**Written problem**
Select each line where the word "已知四边形ABCD是平行四边形" appears.

Extracted data entries
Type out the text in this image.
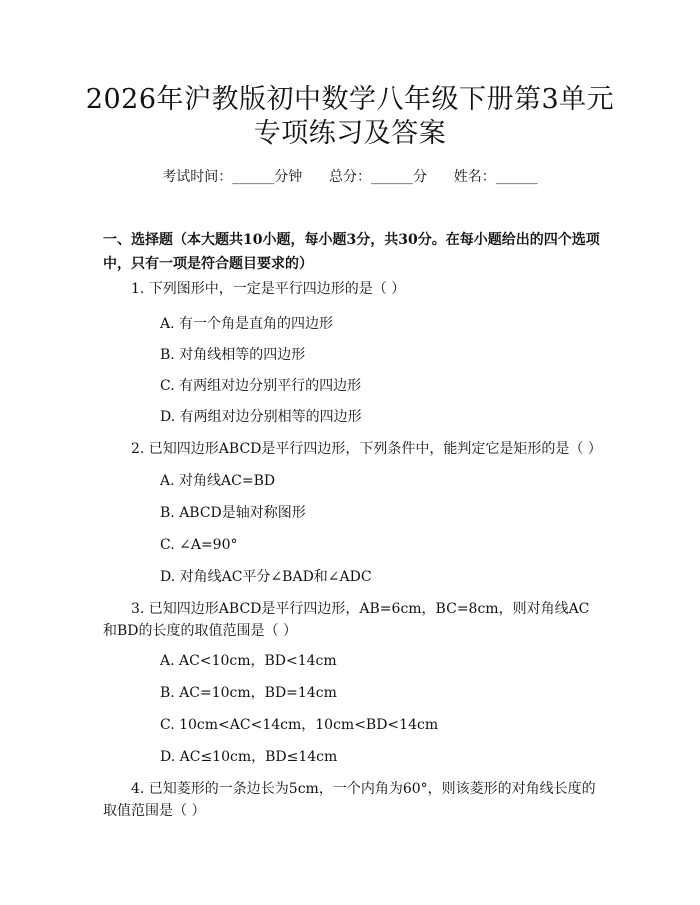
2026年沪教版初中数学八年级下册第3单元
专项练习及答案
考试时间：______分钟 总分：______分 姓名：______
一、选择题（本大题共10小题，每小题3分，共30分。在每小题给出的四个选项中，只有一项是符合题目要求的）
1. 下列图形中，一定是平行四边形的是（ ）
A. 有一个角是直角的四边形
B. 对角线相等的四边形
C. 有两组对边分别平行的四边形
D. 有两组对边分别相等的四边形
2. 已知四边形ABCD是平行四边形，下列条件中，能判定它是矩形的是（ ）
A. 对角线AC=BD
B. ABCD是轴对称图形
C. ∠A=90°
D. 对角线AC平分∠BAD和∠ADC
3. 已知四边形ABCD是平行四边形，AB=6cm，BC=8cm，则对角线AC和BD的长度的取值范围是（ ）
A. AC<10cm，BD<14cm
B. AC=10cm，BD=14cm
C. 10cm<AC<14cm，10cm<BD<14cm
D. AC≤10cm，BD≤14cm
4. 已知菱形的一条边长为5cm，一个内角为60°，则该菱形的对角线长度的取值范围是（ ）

**Result for this exercise**
2. 已知四边形ABCD是平行四边形，下列条件中，能判定它是矩形的是（ ）
3. 已知四边形ABCD是平行四边形，AB=6cm，BC=8cm，则对角线AC和BD的长度的取值范围是（ ）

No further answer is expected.